(Extracted records)
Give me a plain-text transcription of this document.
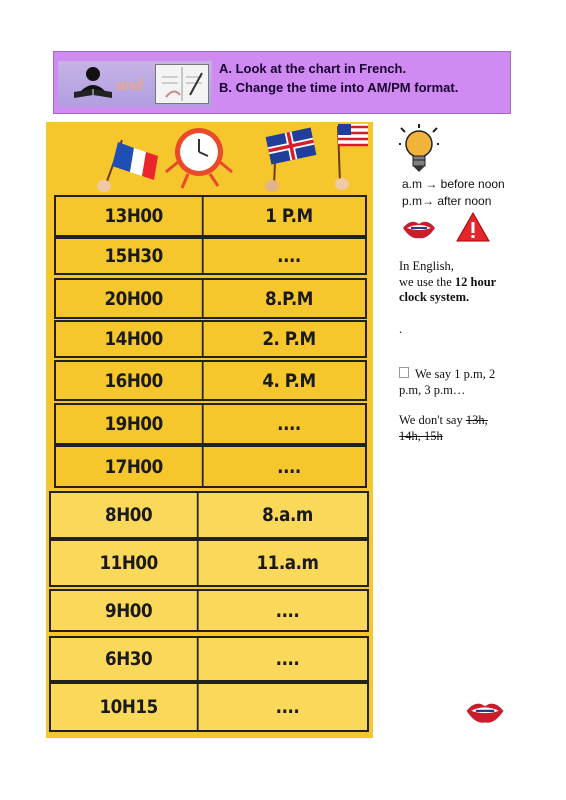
and
A. Look at the chart in French.
B. Change the time into AM/PM format.
13H00	1 P.M
15H30	....
20H00	8.P.M
14H00	2. P.M
16H00	4. P.M
19H00	....
17H00	....
8H00	8.a.m
11H00	11.a.m
9H00	....
6H30	....
10H15	....
a.m → before noon
p.m→ after noon
In English,
we use the 12 hour
clock system.
.
We say 1 p.m, 2
p.m, 3 p.m…
We don't say 13h,
14h, 15h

(What is asked)
Copy the records exactly as they appear, excluding images.

(Task result)
Give me a plain-text transcription of this document.
and
A. Look at the chart in French.
B. Change the time into AM/PM format.
13H00	1 P.M
15H30	....
20H00	8.P.M
14H00	2. P.M
16H00	4. P.M
19H00	....
17H00	....
8H00	8.a.m
11H00	11.a.m
9H00	....
6H30	....
10H15	....
a.m → before noon
p.m→ after noon
In English,
we use the 12 hour
clock system.
.
We say 1 p.m, 2
p.m, 3 p.m…
We don't say 13h,
14h, 15h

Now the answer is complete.